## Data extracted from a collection

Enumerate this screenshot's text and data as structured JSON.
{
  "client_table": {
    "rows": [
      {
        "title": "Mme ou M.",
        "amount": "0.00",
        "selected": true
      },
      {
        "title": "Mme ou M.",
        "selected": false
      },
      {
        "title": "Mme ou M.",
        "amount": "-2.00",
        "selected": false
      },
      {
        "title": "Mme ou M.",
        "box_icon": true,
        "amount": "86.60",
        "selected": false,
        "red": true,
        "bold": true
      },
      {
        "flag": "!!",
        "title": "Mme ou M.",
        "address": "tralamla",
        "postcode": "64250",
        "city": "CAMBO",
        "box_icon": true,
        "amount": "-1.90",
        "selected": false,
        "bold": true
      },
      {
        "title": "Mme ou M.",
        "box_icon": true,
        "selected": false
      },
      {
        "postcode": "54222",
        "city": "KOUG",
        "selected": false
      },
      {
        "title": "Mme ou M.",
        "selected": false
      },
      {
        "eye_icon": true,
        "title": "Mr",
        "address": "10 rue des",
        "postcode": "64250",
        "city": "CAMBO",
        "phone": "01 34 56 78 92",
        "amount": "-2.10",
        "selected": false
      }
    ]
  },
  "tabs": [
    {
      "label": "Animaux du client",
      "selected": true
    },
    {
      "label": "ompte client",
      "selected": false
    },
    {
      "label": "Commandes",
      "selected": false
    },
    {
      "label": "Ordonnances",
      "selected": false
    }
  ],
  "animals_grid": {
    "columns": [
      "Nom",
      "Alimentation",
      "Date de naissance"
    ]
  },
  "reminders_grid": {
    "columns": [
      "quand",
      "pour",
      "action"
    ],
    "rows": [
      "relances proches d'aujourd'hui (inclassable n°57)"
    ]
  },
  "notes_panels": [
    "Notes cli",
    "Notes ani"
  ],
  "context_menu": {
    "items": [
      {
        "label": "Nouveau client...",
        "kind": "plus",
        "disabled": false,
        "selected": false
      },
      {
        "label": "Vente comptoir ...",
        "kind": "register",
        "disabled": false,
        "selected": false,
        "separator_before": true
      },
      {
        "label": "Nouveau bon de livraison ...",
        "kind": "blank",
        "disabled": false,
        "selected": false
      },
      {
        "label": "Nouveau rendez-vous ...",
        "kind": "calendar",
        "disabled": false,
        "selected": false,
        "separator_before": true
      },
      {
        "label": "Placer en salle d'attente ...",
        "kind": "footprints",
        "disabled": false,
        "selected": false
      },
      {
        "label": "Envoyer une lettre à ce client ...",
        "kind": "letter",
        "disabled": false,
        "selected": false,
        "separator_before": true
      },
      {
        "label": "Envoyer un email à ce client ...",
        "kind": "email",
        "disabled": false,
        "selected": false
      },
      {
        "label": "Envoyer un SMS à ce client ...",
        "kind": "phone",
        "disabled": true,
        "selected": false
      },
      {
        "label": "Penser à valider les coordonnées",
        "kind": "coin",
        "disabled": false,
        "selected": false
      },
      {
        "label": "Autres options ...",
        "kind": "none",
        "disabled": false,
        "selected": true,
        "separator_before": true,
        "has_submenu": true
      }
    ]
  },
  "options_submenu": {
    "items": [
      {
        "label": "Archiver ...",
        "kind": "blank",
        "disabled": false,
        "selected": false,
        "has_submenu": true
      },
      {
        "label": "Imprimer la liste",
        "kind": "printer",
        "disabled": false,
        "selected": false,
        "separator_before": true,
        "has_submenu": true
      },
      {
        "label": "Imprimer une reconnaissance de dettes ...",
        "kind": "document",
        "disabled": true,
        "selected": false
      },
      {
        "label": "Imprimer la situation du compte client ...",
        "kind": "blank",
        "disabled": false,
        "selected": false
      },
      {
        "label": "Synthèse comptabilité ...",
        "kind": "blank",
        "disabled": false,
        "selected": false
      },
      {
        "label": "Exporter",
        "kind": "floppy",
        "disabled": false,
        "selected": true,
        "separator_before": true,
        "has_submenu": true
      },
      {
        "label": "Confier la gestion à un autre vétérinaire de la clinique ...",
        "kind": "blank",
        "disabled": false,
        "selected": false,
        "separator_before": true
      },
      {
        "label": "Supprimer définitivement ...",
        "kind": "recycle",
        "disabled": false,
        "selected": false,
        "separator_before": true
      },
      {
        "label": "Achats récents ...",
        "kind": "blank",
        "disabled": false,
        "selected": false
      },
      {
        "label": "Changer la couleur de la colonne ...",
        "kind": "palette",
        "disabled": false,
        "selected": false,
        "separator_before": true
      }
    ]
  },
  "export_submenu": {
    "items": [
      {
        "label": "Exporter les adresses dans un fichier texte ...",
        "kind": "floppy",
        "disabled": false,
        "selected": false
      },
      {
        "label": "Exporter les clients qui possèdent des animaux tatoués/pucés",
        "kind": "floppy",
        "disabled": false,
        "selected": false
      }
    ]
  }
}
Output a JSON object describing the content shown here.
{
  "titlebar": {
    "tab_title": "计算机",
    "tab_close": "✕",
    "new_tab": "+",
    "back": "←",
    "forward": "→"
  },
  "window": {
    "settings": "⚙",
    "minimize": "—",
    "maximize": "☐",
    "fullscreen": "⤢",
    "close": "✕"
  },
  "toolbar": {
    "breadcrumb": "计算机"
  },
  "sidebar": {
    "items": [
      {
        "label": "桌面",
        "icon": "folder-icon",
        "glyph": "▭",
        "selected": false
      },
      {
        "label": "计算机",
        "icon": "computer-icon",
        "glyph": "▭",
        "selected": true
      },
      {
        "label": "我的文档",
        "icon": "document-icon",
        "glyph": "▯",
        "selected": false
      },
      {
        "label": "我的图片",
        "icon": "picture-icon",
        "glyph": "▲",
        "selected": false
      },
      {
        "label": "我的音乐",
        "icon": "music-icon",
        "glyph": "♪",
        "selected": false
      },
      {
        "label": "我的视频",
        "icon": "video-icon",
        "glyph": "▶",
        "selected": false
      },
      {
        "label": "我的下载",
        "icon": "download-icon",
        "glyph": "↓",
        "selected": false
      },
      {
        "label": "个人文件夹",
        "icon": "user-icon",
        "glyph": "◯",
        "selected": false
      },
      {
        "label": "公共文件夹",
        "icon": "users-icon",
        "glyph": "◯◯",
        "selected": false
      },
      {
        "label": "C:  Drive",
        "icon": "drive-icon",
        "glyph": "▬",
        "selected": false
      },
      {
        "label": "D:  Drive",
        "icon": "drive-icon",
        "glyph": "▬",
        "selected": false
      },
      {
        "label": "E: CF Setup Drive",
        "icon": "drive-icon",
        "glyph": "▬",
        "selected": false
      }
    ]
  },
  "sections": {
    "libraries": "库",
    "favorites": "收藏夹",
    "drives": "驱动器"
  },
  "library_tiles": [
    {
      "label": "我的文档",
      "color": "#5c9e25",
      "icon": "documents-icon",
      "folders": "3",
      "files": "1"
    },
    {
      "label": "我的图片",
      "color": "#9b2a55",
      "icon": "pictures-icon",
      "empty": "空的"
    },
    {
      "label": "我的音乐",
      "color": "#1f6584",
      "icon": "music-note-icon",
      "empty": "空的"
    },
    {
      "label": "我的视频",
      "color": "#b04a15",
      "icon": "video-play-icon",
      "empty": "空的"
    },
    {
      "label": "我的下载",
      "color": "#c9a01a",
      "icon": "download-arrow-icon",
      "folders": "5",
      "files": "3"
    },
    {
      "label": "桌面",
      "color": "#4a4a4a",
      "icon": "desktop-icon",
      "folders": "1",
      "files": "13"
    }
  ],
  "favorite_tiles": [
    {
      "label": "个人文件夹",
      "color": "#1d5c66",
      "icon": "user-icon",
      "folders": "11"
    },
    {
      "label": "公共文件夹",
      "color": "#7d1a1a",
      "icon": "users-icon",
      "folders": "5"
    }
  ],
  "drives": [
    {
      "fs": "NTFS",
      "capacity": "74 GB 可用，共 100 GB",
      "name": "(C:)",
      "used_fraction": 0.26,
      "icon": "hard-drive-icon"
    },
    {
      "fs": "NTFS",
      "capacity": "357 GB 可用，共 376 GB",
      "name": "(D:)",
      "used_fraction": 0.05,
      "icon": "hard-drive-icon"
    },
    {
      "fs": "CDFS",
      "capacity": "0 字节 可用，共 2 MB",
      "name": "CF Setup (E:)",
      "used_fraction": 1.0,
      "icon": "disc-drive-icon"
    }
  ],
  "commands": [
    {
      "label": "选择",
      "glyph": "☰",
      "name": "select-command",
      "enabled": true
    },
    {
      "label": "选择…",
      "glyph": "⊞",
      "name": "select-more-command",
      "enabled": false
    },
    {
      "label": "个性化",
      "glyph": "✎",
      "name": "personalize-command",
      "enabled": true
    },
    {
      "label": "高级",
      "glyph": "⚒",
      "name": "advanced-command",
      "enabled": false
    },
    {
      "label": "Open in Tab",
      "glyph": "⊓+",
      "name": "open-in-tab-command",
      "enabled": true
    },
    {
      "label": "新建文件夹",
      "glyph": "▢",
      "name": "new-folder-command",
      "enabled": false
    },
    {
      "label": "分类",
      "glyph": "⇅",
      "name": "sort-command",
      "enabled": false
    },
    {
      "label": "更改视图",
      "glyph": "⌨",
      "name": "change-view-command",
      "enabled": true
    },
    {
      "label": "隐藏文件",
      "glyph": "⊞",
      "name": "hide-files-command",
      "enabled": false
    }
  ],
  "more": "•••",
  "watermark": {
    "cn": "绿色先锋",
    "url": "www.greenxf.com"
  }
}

## Exercise details
Copy out every line of the material above that mentions the word "folders".

## Completed exercise
      "folders": "3",
      "folders": "5",
      "folders": "1",
      "folders": "11"
      "folders": "5"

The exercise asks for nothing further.